Transcribe every entry word for word, but skip the images.

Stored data
(begin)

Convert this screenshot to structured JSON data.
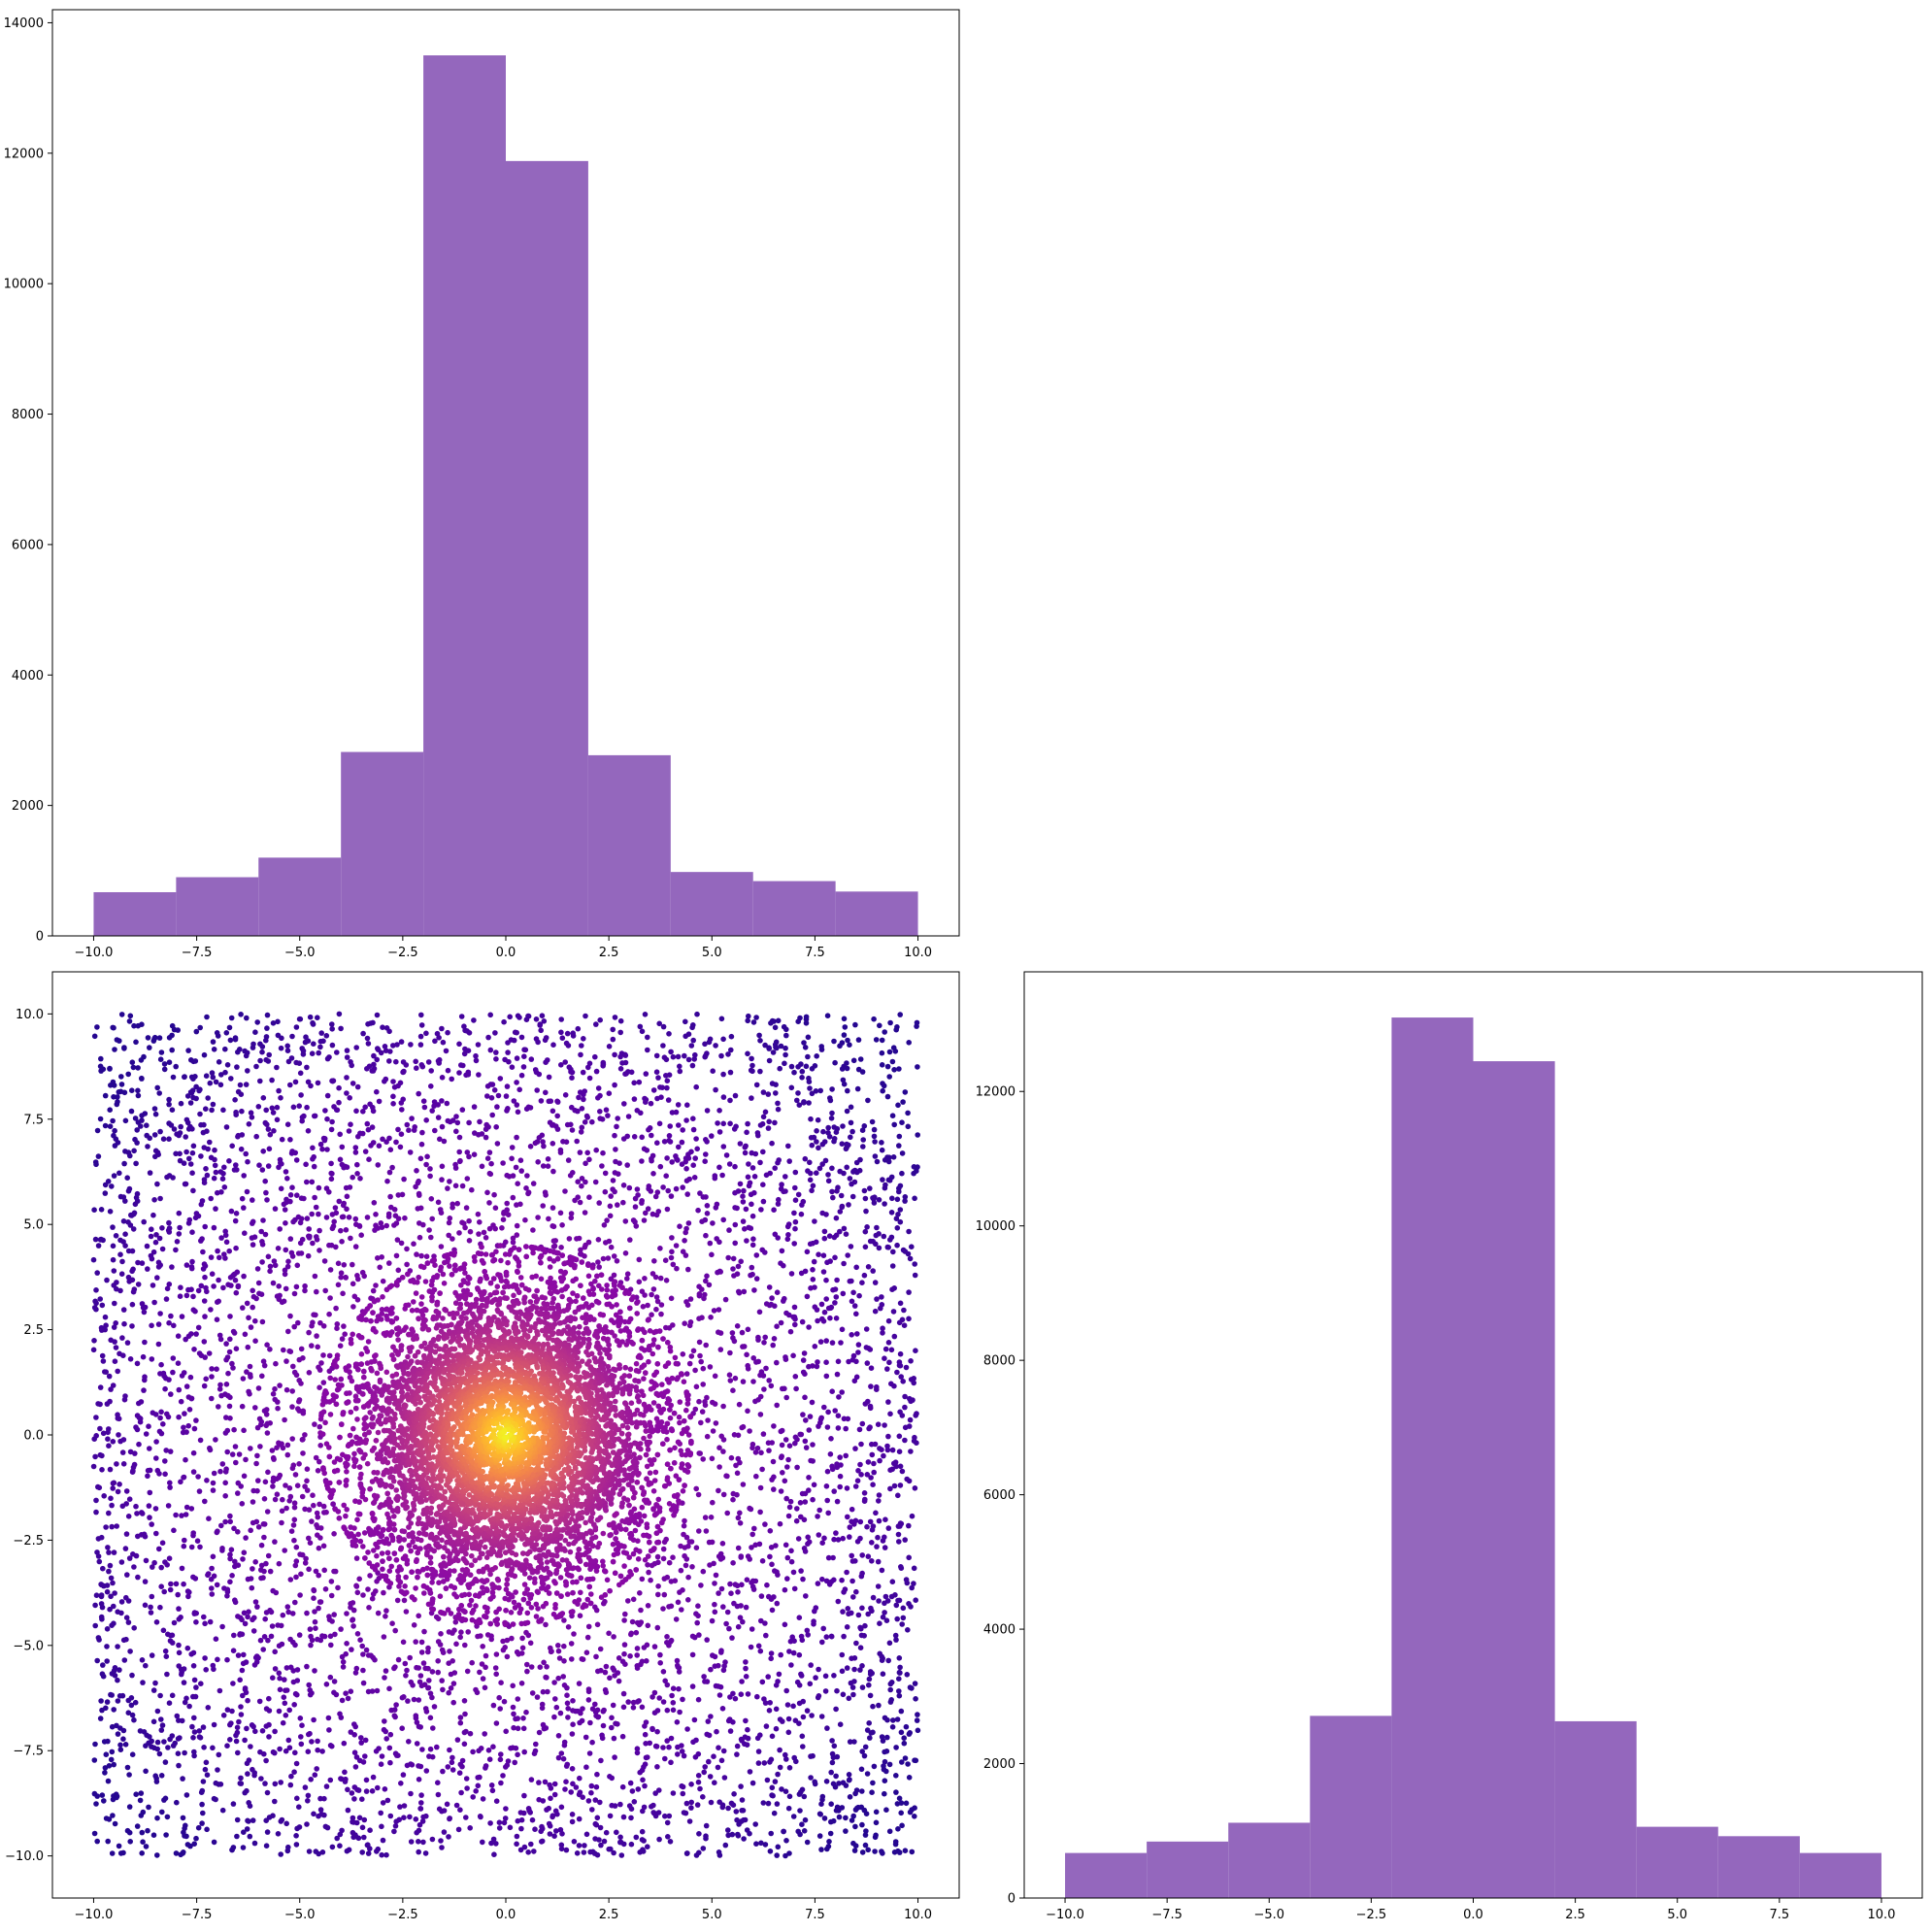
{
  "chart_data": [
    {
      "id": "hist_x",
      "type": "bar",
      "title": "",
      "xlabel": "",
      "ylabel": "",
      "bin_edges": [
        -10,
        -8,
        -6,
        -4,
        -2,
        0,
        2,
        4,
        6,
        8,
        10
      ],
      "values": [
        670,
        900,
        1200,
        2820,
        13500,
        11880,
        2770,
        980,
        840,
        680
      ],
      "color": "#9467bd",
      "xlim": [
        -11,
        11
      ],
      "ylim": [
        0,
        14200
      ],
      "xticks": [
        -10,
        -7.5,
        -5,
        -2.5,
        0,
        2.5,
        5,
        7.5,
        10
      ],
      "xtick_labels": [
        "−10.0",
        "−7.5",
        "−5.0",
        "−2.5",
        "0.0",
        "2.5",
        "5.0",
        "7.5",
        "10.0"
      ],
      "yticks": [
        0,
        2000,
        4000,
        6000,
        8000,
        10000,
        12000,
        14000
      ],
      "ytick_labels": [
        "0",
        "2000",
        "4000",
        "6000",
        "8000",
        "10000",
        "12000",
        "14000"
      ],
      "grid": false
    },
    {
      "id": "scatter_xy",
      "type": "scatter",
      "title": "",
      "xlabel": "",
      "ylabel": "",
      "xlim": [
        -11,
        11
      ],
      "ylim": [
        -11,
        11
      ],
      "colormap": "plasma",
      "color_by": "density",
      "uniform_points_range": [
        -10,
        10
      ],
      "dense_core_radius": 4.5,
      "xticks": [
        -10,
        -7.5,
        -5,
        -2.5,
        0,
        2.5,
        5,
        7.5,
        10
      ],
      "xtick_labels": [
        "−10.0",
        "−7.5",
        "−5.0",
        "−2.5",
        "0.0",
        "2.5",
        "5.0",
        "7.5",
        "10.0"
      ],
      "yticks": [
        -10,
        -7.5,
        -5,
        -2.5,
        0,
        2.5,
        5,
        7.5,
        10
      ],
      "ytick_labels": [
        "−10.0",
        "−7.5",
        "−5.0",
        "−2.5",
        "0.0",
        "2.5",
        "5.0",
        "7.5",
        "10.0"
      ],
      "grid": false
    },
    {
      "id": "hist_y",
      "type": "bar",
      "title": "",
      "xlabel": "",
      "ylabel": "",
      "bin_edges": [
        -10,
        -8,
        -6,
        -4,
        -2,
        0,
        2,
        4,
        6,
        8,
        10
      ],
      "values": [
        670,
        840,
        1120,
        2710,
        13100,
        12450,
        2630,
        1060,
        920,
        670
      ],
      "color": "#9467bd",
      "xlim": [
        -11,
        11
      ],
      "ylim": [
        0,
        13780
      ],
      "xticks": [
        -10,
        -7.5,
        -5,
        -2.5,
        0,
        2.5,
        5,
        7.5,
        10
      ],
      "xtick_labels": [
        "−10.0",
        "−7.5",
        "−5.0",
        "−2.5",
        "0.0",
        "2.5",
        "5.0",
        "7.5",
        "10.0"
      ],
      "yticks": [
        0,
        2000,
        4000,
        6000,
        8000,
        10000,
        12000
      ],
      "ytick_labels": [
        "0",
        "2000",
        "4000",
        "6000",
        "8000",
        "10000",
        "12000"
      ],
      "grid": false
    }
  ]
}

(end)

■ **TASK ANSWER**
Convert this screenshot to structured JSON data.
{
  "chart_data": [
    {
      "id": "hist_x",
      "type": "bar",
      "title": "",
      "xlabel": "",
      "ylabel": "",
      "bin_edges": [
        -10,
        -8,
        -6,
        -4,
        -2,
        0,
        2,
        4,
        6,
        8,
        10
      ],
      "values": [
        670,
        900,
        1200,
        2820,
        13500,
        11880,
        2770,
        980,
        840,
        680
      ],
      "color": "#9467bd",
      "xlim": [
        -11,
        11
      ],
      "ylim": [
        0,
        14200
      ],
      "xticks": [
        -10,
        -7.5,
        -5,
        -2.5,
        0,
        2.5,
        5,
        7.5,
        10
      ],
      "xtick_labels": [
        "−10.0",
        "−7.5",
        "−5.0",
        "−2.5",
        "0.0",
        "2.5",
        "5.0",
        "7.5",
        "10.0"
      ],
      "yticks": [
        0,
        2000,
        4000,
        6000,
        8000,
        10000,
        12000,
        14000
      ],
      "ytick_labels": [
        "0",
        "2000",
        "4000",
        "6000",
        "8000",
        "10000",
        "12000",
        "14000"
      ],
      "grid": false
    },
    {
      "id": "scatter_xy",
      "type": "scatter",
      "title": "",
      "xlabel": "",
      "ylabel": "",
      "xlim": [
        -11,
        11
      ],
      "ylim": [
        -11,
        11
      ],
      "colormap": "plasma",
      "color_by": "density",
      "uniform_points_range": [
        -10,
        10
      ],
      "dense_core_radius": 4.5,
      "xticks": [
        -10,
        -7.5,
        -5,
        -2.5,
        0,
        2.5,
        5,
        7.5,
        10
      ],
      "xtick_labels": [
        "−10.0",
        "−7.5",
        "−5.0",
        "−2.5",
        "0.0",
        "2.5",
        "5.0",
        "7.5",
        "10.0"
      ],
      "yticks": [
        -10,
        -7.5,
        -5,
        -2.5,
        0,
        2.5,
        5,
        7.5,
        10
      ],
      "ytick_labels": [
        "−10.0",
        "−7.5",
        "−5.0",
        "−2.5",
        "0.0",
        "2.5",
        "5.0",
        "7.5",
        "10.0"
      ],
      "grid": false
    },
    {
      "id": "hist_y",
      "type": "bar",
      "title": "",
      "xlabel": "",
      "ylabel": "",
      "bin_edges": [
        -10,
        -8,
        -6,
        -4,
        -2,
        0,
        2,
        4,
        6,
        8,
        10
      ],
      "values": [
        670,
        840,
        1120,
        2710,
        13100,
        12450,
        2630,
        1060,
        920,
        670
      ],
      "color": "#9467bd",
      "xlim": [
        -11,
        11
      ],
      "ylim": [
        0,
        13780
      ],
      "xticks": [
        -10,
        -7.5,
        -5,
        -2.5,
        0,
        2.5,
        5,
        7.5,
        10
      ],
      "xtick_labels": [
        "−10.0",
        "−7.5",
        "−5.0",
        "−2.5",
        "0.0",
        "2.5",
        "5.0",
        "7.5",
        "10.0"
      ],
      "yticks": [
        0,
        2000,
        4000,
        6000,
        8000,
        10000,
        12000
      ],
      "ytick_labels": [
        "0",
        "2000",
        "4000",
        "6000",
        "8000",
        "10000",
        "12000"
      ],
      "grid": false
    }
  ]
}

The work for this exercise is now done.